**PROMPT**
Which lines below hold the word "Kette"? Copy all of them.

**RECORDS FOR PROCESSING**
----------------

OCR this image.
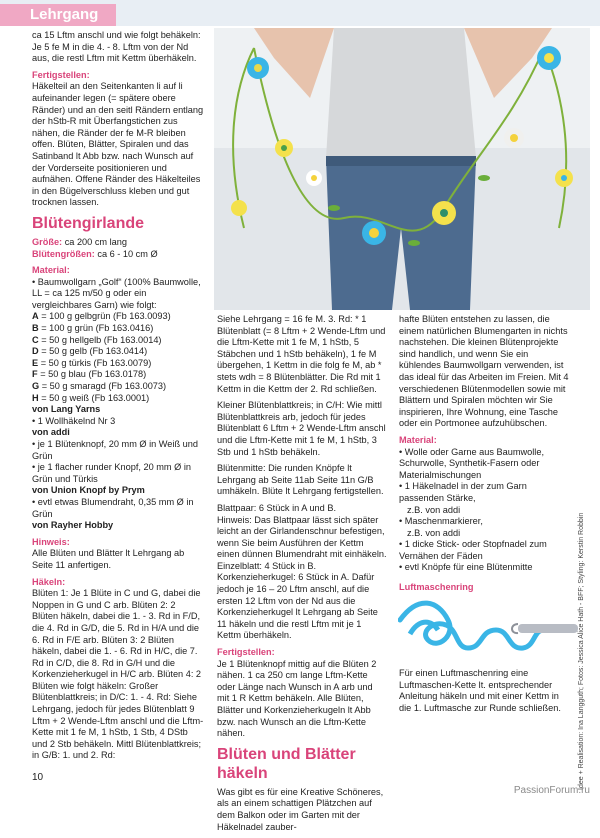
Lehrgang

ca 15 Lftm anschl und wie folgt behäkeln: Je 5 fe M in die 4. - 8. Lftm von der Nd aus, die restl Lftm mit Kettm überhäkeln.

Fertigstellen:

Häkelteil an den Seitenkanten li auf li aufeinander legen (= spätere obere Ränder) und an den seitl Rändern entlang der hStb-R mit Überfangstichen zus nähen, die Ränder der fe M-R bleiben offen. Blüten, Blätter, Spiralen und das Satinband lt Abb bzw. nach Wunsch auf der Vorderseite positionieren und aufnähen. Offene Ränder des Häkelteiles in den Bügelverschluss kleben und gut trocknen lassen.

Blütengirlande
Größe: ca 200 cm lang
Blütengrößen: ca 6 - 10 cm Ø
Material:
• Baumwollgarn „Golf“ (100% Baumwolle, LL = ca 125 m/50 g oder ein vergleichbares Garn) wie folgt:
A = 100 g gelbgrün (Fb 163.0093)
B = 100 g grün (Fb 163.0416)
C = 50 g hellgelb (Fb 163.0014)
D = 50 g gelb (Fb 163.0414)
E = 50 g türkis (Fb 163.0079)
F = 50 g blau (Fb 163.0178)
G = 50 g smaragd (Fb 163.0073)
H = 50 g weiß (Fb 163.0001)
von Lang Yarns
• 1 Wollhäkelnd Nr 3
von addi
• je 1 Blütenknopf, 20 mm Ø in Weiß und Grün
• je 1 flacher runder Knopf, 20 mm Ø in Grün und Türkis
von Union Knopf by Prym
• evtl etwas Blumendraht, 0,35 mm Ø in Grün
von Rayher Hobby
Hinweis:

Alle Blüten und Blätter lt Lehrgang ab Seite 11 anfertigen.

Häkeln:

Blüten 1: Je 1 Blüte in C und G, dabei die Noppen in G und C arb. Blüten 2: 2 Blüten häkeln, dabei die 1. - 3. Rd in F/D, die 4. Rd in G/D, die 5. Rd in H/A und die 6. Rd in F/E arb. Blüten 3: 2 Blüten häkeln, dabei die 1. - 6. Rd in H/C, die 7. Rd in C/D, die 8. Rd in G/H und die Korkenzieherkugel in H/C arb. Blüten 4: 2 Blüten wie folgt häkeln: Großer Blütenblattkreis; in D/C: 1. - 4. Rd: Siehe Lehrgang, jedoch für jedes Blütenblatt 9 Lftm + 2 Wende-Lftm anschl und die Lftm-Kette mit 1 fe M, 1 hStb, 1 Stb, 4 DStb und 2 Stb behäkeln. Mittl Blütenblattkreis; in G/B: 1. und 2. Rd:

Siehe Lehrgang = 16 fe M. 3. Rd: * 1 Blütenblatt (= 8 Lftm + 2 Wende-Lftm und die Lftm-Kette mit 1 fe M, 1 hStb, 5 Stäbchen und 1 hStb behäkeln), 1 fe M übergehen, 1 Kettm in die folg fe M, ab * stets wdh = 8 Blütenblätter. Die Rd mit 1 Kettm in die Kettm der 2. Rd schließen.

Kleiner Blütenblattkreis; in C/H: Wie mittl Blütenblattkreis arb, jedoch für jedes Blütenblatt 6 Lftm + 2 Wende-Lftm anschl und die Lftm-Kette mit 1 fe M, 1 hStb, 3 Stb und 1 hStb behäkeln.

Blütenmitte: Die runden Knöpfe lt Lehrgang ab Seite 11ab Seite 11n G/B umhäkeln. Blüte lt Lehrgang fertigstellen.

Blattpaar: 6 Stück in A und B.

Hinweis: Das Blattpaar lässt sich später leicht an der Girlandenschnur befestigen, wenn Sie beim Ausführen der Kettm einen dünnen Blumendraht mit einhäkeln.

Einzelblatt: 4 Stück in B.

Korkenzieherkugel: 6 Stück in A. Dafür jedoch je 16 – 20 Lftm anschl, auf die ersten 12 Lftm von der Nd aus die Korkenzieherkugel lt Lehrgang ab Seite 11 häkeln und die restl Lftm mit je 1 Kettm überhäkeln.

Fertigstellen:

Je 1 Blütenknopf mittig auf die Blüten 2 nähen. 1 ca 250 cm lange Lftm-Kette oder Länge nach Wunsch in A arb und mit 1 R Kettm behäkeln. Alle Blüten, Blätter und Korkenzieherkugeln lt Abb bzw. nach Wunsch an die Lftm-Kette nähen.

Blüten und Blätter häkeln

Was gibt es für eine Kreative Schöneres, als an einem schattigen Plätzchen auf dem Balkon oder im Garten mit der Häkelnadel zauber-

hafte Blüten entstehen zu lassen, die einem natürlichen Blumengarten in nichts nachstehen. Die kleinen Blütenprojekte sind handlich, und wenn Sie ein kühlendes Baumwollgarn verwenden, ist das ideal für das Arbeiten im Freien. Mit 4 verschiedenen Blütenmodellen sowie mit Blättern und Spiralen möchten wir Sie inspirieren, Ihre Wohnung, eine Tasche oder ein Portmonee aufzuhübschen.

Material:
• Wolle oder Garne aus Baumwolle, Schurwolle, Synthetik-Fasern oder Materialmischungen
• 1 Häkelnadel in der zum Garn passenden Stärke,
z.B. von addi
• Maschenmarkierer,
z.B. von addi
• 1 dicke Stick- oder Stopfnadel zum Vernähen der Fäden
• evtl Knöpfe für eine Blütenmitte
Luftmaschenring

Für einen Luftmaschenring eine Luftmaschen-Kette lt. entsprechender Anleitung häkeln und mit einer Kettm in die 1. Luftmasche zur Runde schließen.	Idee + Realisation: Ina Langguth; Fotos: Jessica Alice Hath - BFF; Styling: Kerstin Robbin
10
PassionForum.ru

----------------

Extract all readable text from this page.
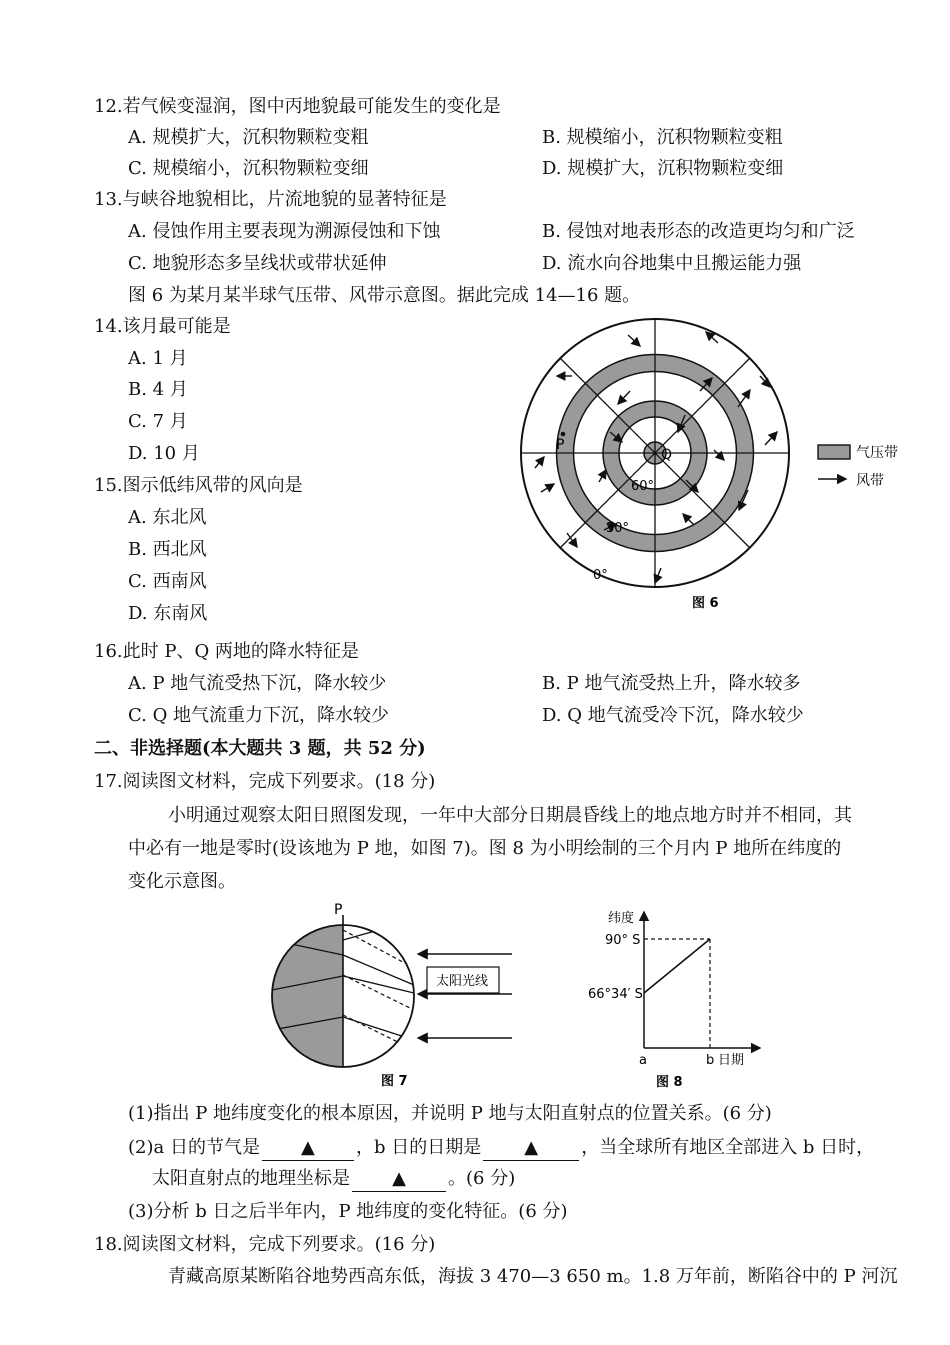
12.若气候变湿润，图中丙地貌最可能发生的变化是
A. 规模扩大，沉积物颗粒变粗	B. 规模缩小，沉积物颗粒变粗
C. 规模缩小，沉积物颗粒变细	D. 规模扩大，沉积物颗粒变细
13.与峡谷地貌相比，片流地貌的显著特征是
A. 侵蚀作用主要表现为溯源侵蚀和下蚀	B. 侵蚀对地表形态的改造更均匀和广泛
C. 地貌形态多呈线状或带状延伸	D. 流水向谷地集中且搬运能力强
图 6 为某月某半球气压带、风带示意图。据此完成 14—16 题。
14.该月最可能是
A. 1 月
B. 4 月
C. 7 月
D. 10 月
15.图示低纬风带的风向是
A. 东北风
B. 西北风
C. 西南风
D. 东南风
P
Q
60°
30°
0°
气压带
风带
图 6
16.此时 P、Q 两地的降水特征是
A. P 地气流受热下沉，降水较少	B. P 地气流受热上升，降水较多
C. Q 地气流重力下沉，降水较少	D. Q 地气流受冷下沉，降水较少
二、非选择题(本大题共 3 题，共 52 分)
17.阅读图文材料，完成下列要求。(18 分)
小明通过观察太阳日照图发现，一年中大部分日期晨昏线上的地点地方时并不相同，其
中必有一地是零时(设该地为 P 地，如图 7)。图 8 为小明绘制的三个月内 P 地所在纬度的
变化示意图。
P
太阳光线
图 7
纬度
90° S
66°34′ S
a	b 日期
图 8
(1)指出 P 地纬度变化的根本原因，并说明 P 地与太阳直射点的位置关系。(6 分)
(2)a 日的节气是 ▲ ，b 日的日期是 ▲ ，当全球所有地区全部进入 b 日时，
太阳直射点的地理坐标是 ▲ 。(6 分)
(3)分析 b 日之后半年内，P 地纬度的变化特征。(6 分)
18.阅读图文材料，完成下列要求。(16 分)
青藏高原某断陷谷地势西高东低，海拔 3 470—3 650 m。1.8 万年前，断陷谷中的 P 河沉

----------------

**RIGHT ANSWER**
Blüten 1: Je 1 Blüte in C und G, dabei die Noppen in G und C arb. Blüten 2: 2 Blüten häkeln, dabei die 1. - 3. Rd in F/D, die 4. Rd in G/D, die 5. Rd in H/A und die 6. Rd in F/E arb. Blüten 3: 2 Blüten häkeln, dabei die 1. - 6. Rd in H/C, die 7. Rd in C/D, die 8. Rd in G/H und die Korkenzieherkugel in H/C arb. Blüten 4: 2 Blüten wie folgt häkeln: Großer Blütenblattkreis; in D/C: 1. - 4. Rd: Siehe Lehrgang, jedoch für jedes Blütenblatt 9 Lftm + 2 Wende-Lftm anschl und die Lftm-Kette mit 1 fe M, 1 hStb, 1 Stb, 4 DStb und 2 Stb behäkeln. Mittl Blütenblattkreis; in G/B: 1. und 2. Rd:
Siehe Lehrgang = 16 fe M. 3. Rd: * 1 Blütenblatt (= 8 Lftm + 2 Wende-Lftm und die Lftm-Kette mit 1 fe M, 1 hStb, 5 Stäbchen und 1 hStb behäkeln), 1 fe M übergehen, 1 Kettm in die folg fe M, ab * stets wdh = 8 Blütenblätter. Die Rd mit 1 Kettm in die Kettm der 2. Rd schließen.
Kleiner Blütenblattkreis; in C/H: Wie mittl Blütenblattkreis arb, jedoch für jedes Blütenblatt 6 Lftm + 2 Wende-Lftm anschl und die Lftm-Kette mit 1 fe M, 1 hStb, 3 Stb und 1 hStb behäkeln.
Je 1 Blütenknopf mittig auf die Blüten 2 nähen. 1 ca 250 cm lange Lftm-Kette oder Länge nach Wunsch in A arb und mit 1 R Kettm behäkeln. Alle Blüten, Blätter und Korkenzieherkugeln lt Abb bzw. nach Wunsch an die Lftm-Kette nähen.
Für einen Luftmaschenring eine Luftmaschen-Kette lt. entsprechender Anleitung häkeln und mit einer Kettm in die 1. Luftmasche zur Runde schließen.	Idee + Realisation: Ina Langguth; Fotos: Jessica Alice Hath - BFF; Styling: Kerstin Robbin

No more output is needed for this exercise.